* start Data excerpts *

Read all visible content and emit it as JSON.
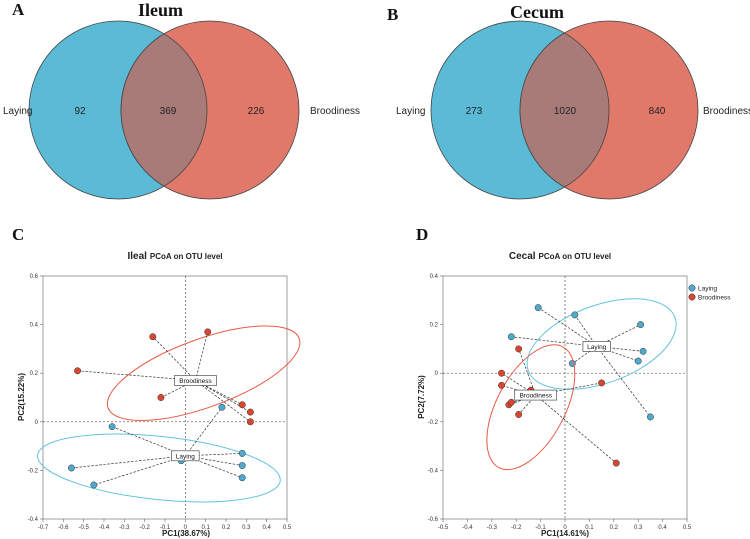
{
  "panels": {
    "A": {
      "letter": "A",
      "title": "Ileum"
    },
    "B": {
      "letter": "B",
      "title": "Cecum"
    },
    "C": {
      "letter": "C"
    },
    "D": {
      "letter": "D"
    }
  },
  "colors": {
    "laying": "#5bbad5",
    "broodiness": "#e0796a",
    "overlap": "#a97b78",
    "laying_ellipse": "#64c2e0",
    "brood_ellipse": "#e85a45",
    "laying_point": "#4ea9cc",
    "brood_point": "#d9452e"
  },
  "chart_data": [
    {
      "id": "venn-ileum",
      "type": "venn",
      "title": "Ileum",
      "sets": [
        "Laying",
        "Broodiness"
      ],
      "counts": {
        "laying_only": 92,
        "shared": 369,
        "broodiness_only": 226
      }
    },
    {
      "id": "venn-cecum",
      "type": "venn",
      "title": "Cecum",
      "sets": [
        "Laying",
        "Broodiness"
      ],
      "counts": {
        "laying_only": 273,
        "shared": 1020,
        "broodiness_only": 840
      }
    },
    {
      "id": "pcoa-ileal",
      "type": "scatter",
      "title_prefix": "Ileal",
      "title_suffix": "PCoA on OTU level",
      "xlabel": "PC1(38.67%)",
      "ylabel": "PC2(15.22%)",
      "xlim": [
        -0.7,
        0.5
      ],
      "ylim": [
        -0.4,
        0.6
      ],
      "xticks": [
        -0.7,
        -0.6,
        -0.5,
        -0.4,
        -0.3,
        -0.2,
        -0.1,
        0,
        0.1,
        0.2,
        0.3,
        0.4,
        0.5
      ],
      "yticks": [
        -0.4,
        -0.2,
        0,
        0.2,
        0.4,
        0.6
      ],
      "groups": [
        {
          "name": "Laying",
          "centroid_label": "Laying",
          "centroid": [
            0,
            -0.14
          ],
          "ellipse": {
            "cx": -0.13,
            "cy": -0.19,
            "rx": 0.6,
            "ry": 0.13,
            "angle": 6
          },
          "points": [
            [
              -0.36,
              -0.02
            ],
            [
              -0.56,
              -0.19
            ],
            [
              -0.45,
              -0.26
            ],
            [
              -0.02,
              -0.16
            ],
            [
              0.18,
              0.06
            ],
            [
              0.28,
              -0.13
            ],
            [
              0.28,
              -0.18
            ],
            [
              0.28,
              -0.23
            ]
          ]
        },
        {
          "name": "Broodiness",
          "centroid_label": "Broodiness",
          "centroid": [
            0.05,
            0.17
          ],
          "ellipse": {
            "cx": 0.09,
            "cy": 0.2,
            "rx": 0.5,
            "ry": 0.14,
            "angle": -20
          },
          "points": [
            [
              -0.16,
              0.35
            ],
            [
              0.11,
              0.37
            ],
            [
              -0.53,
              0.21
            ],
            [
              -0.12,
              0.1
            ],
            [
              0.32,
              0.04
            ],
            [
              0.28,
              0.07
            ],
            [
              0.32,
              0.0
            ]
          ]
        }
      ]
    },
    {
      "id": "pcoa-cecal",
      "type": "scatter",
      "title_prefix": "Cecal",
      "title_suffix": "PCoA on OTU level",
      "xlabel": "PC1(14.61%)",
      "ylabel": "PC2(7.72%)",
      "xlim": [
        -0.5,
        0.5
      ],
      "ylim": [
        -0.6,
        0.4
      ],
      "xticks": [
        -0.5,
        -0.4,
        -0.3,
        -0.2,
        -0.1,
        0,
        0.1,
        0.2,
        0.3,
        0.4,
        0.5
      ],
      "yticks": [
        -0.6,
        -0.4,
        -0.2,
        0,
        0.2,
        0.4
      ],
      "legend": [
        "Laying",
        "Broodiness"
      ],
      "groups": [
        {
          "name": "Laying",
          "centroid_label": "Laying",
          "centroid": [
            0.13,
            0.11
          ],
          "ellipse": {
            "cx": 0.15,
            "cy": 0.12,
            "rx": 0.32,
            "ry": 0.16,
            "angle": -20
          },
          "points": [
            [
              -0.11,
              0.27
            ],
            [
              0.04,
              0.24
            ],
            [
              0.31,
              0.2
            ],
            [
              -0.22,
              0.15
            ],
            [
              0.03,
              0.04
            ],
            [
              0.32,
              0.09
            ],
            [
              0.3,
              0.05
            ],
            [
              0.35,
              -0.18
            ]
          ]
        },
        {
          "name": "Broodiness",
          "centroid_label": "Broodiness",
          "centroid": [
            -0.12,
            -0.09
          ],
          "ellipse": {
            "cx": -0.14,
            "cy": -0.14,
            "rx": 0.28,
            "ry": 0.14,
            "angle": -62
          },
          "points": [
            [
              -0.26,
              0.0
            ],
            [
              -0.26,
              -0.05
            ],
            [
              -0.23,
              -0.13
            ],
            [
              -0.22,
              -0.12
            ],
            [
              -0.19,
              -0.17
            ],
            [
              -0.19,
              0.1
            ],
            [
              -0.14,
              -0.07
            ],
            [
              0.15,
              -0.04
            ],
            [
              0.21,
              -0.37
            ]
          ]
        }
      ]
    }
  ]
}
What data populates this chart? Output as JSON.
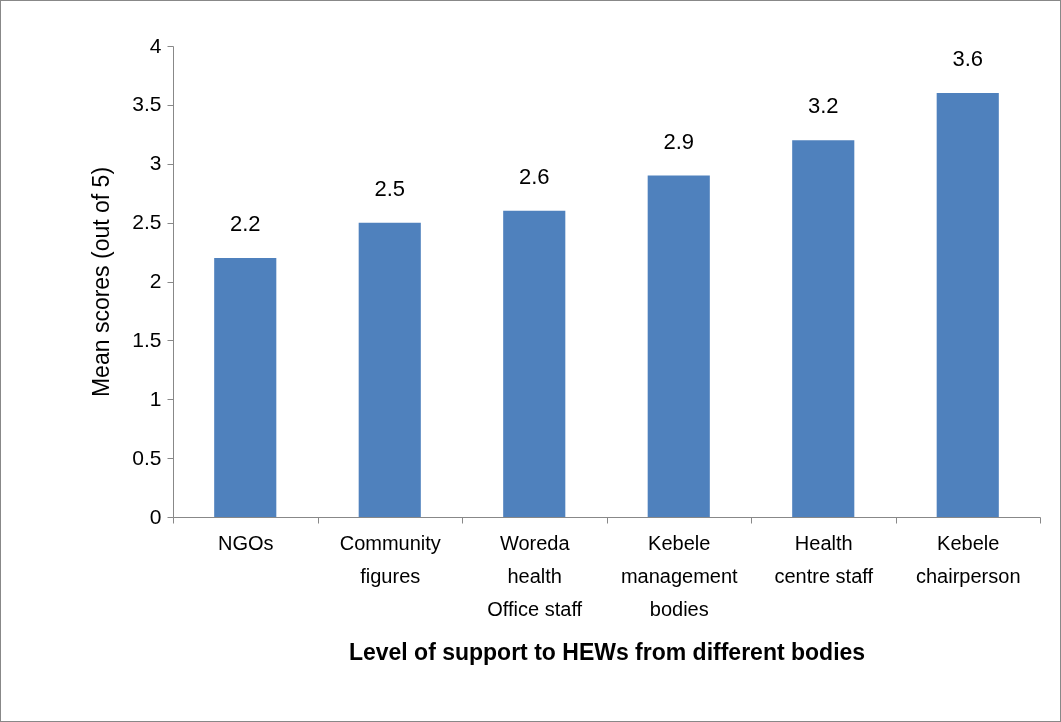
{
  "chart_data": {
    "type": "bar",
    "xlabel": "Level of support to HEWs from different bodies",
    "ylabel": "Mean scores (out of 5)",
    "categories": [
      "NGOs",
      "Community figures",
      "Woreda health Office staff",
      "Kebele management bodies",
      "Health centre staff",
      "Kebele chairperson"
    ],
    "values": [
      2.2,
      2.5,
      2.6,
      2.9,
      3.2,
      3.6
    ],
    "color": "#4f81bd",
    "ylim": [
      0,
      4
    ],
    "yticks": [
      0,
      0.5,
      1,
      1.5,
      2,
      2.5,
      3,
      3.5,
      4
    ],
    "grid": false,
    "data_labels": true
  }
}
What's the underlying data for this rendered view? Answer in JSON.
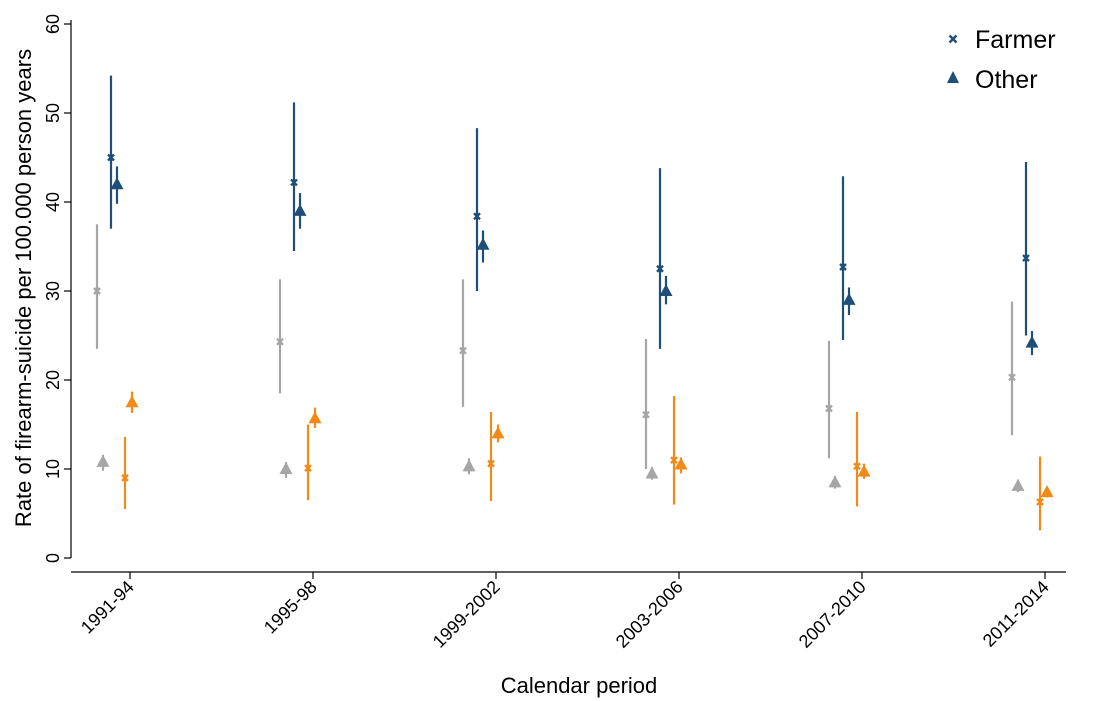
{
  "chart_data": {
    "type": "scatter",
    "title": "",
    "xlabel": "Calendar period",
    "ylabel": "Rate of firearm-suicide per 100.000 person years",
    "ylim": [
      0,
      60
    ],
    "yticks": [
      0,
      10,
      20,
      30,
      40,
      50,
      60
    ],
    "categories": [
      "1991-94",
      "1995-98",
      "1999-2002",
      "2003-2006",
      "2007-2010",
      "2011-2014"
    ],
    "legend": {
      "position": "top-right",
      "entries": [
        {
          "label": "Farmer",
          "marker": "x-mark",
          "color": "#1f4e79"
        },
        {
          "label": "Other",
          "marker": "triangle",
          "color": "#1f4e79"
        }
      ]
    },
    "series": [
      {
        "group": "gray",
        "marker": "x-mark",
        "color": "#a6a6a6",
        "values": [
          30,
          24.3,
          23.3,
          16.1,
          16.8,
          20.3
        ],
        "lower": [
          23.5,
          18.5,
          17,
          10,
          11.2,
          13.8
        ],
        "upper": [
          37.5,
          31.3,
          31.3,
          24.6,
          24.4,
          28.8
        ]
      },
      {
        "group": "gray",
        "marker": "triangle",
        "color": "#a6a6a6",
        "values": [
          10.8,
          10,
          10.3,
          9.5,
          8.5,
          8.1
        ],
        "lower": [
          9.8,
          9,
          9.4,
          8.8,
          7.8,
          7.4
        ],
        "upper": [
          11.6,
          10.8,
          11.2,
          10.2,
          9.2,
          8.8
        ]
      },
      {
        "group": "blue",
        "marker": "x-mark",
        "color": "#1f4e79",
        "values": [
          45,
          42.2,
          38.4,
          32.5,
          32.7,
          33.7
        ],
        "lower": [
          37,
          34.5,
          30,
          23.5,
          24.5,
          25
        ],
        "upper": [
          54.2,
          51.2,
          48.3,
          43.8,
          42.9,
          44.5
        ]
      },
      {
        "group": "blue",
        "marker": "triangle",
        "color": "#1f4e79",
        "values": [
          42,
          39,
          35.2,
          30,
          29,
          24.2
        ],
        "lower": [
          39.8,
          37,
          33.2,
          28.5,
          27.3,
          22.8
        ],
        "upper": [
          44,
          41,
          36.8,
          31.7,
          30.4,
          25.5
        ]
      },
      {
        "group": "orange",
        "marker": "x-mark",
        "color": "#f28a1a",
        "values": [
          9,
          10.1,
          10.6,
          11,
          10.3,
          6.3
        ],
        "lower": [
          5.5,
          6.5,
          6.4,
          6,
          5.8,
          3.1
        ],
        "upper": [
          13.6,
          15,
          16.4,
          18.2,
          16.4,
          11.4
        ]
      },
      {
        "group": "orange",
        "marker": "triangle",
        "color": "#f28a1a",
        "values": [
          17.5,
          15.7,
          14,
          10.5,
          9.7,
          7.4
        ],
        "lower": [
          16.3,
          14.6,
          13,
          9.5,
          8.9,
          6.8
        ],
        "upper": [
          18.7,
          16.9,
          15,
          11.3,
          10.6,
          8
        ]
      }
    ]
  }
}
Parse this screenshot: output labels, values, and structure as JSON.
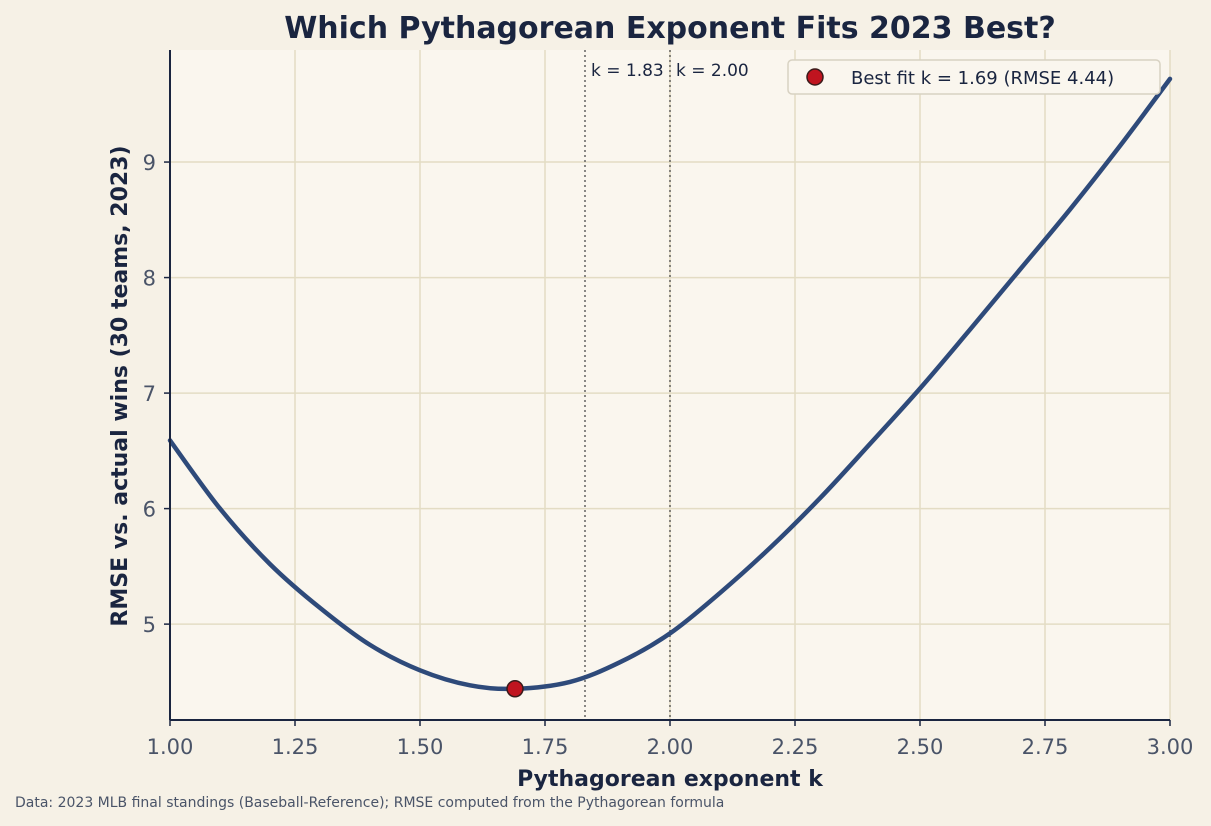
{
  "caption": "Data: 2023 MLB final standings (Baseball-Reference); RMSE computed from the Pythagorean formula",
  "colors": {
    "background": "#f6f1e6",
    "plot_background": "#faf6ee",
    "grid": "#e3dcc4",
    "curve": "#2e4a7a",
    "best_fit_marker": "#c0141f",
    "text_dark": "#1a2540",
    "tick_text": "#4a5468",
    "reference_lines": "#4a4a4a"
  },
  "chart_data": {
    "type": "line",
    "title": "Which Pythagorean Exponent Fits 2023 Best?",
    "xlabel": "Pythagorean exponent  k",
    "ylabel": "RMSE vs. actual wins (30 teams, 2023)",
    "xlim": [
      1.0,
      3.0
    ],
    "ylim": [
      4.17,
      9.97
    ],
    "x_ticks": [
      "1.00",
      "1.25",
      "1.50",
      "1.75",
      "2.00",
      "2.25",
      "2.50",
      "2.75",
      "3.00"
    ],
    "y_ticks": [
      "5",
      "6",
      "7",
      "8",
      "9"
    ],
    "grid": true,
    "series": [
      {
        "name": "",
        "x": [
          1.0,
          1.1,
          1.2,
          1.3,
          1.4,
          1.5,
          1.6,
          1.69,
          1.8,
          1.9,
          2.0,
          2.1,
          2.2,
          2.3,
          2.4,
          2.5,
          2.6,
          2.7,
          2.8,
          2.9,
          3.0
        ],
        "y": [
          6.59,
          6.0,
          5.52,
          5.14,
          4.82,
          4.6,
          4.47,
          4.44,
          4.5,
          4.67,
          4.92,
          5.27,
          5.66,
          6.09,
          6.56,
          7.04,
          7.55,
          8.07,
          8.59,
          9.14,
          9.72
        ]
      }
    ],
    "reference_lines": [
      {
        "x": 1.83,
        "label": "k = 1.83"
      },
      {
        "x": 2.0,
        "label": "k = 2.00"
      }
    ],
    "best_fit": {
      "x": 1.69,
      "y": 4.44,
      "label": "Best fit  k = 1.69  (RMSE 4.44)"
    },
    "legend": {
      "position": "top-right",
      "entries": [
        "Best fit  k = 1.69  (RMSE 4.44)"
      ]
    }
  }
}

* end Data excerpts *

▶ [Your instructions]:
Copy all lines from the material that contain "ylabel".

▶ [Output for this task]:
      "ylabel": "PC2(15.22%)",
      "ylabel": "PC2(7.72%)",
    "ylabel": "Mean scores (out of 5)",
    "ylabel": "Rate of firearm-suicide per 100.000 person years",
    "ylabel": "RMSE vs. actual wins (30 teams, 2023)",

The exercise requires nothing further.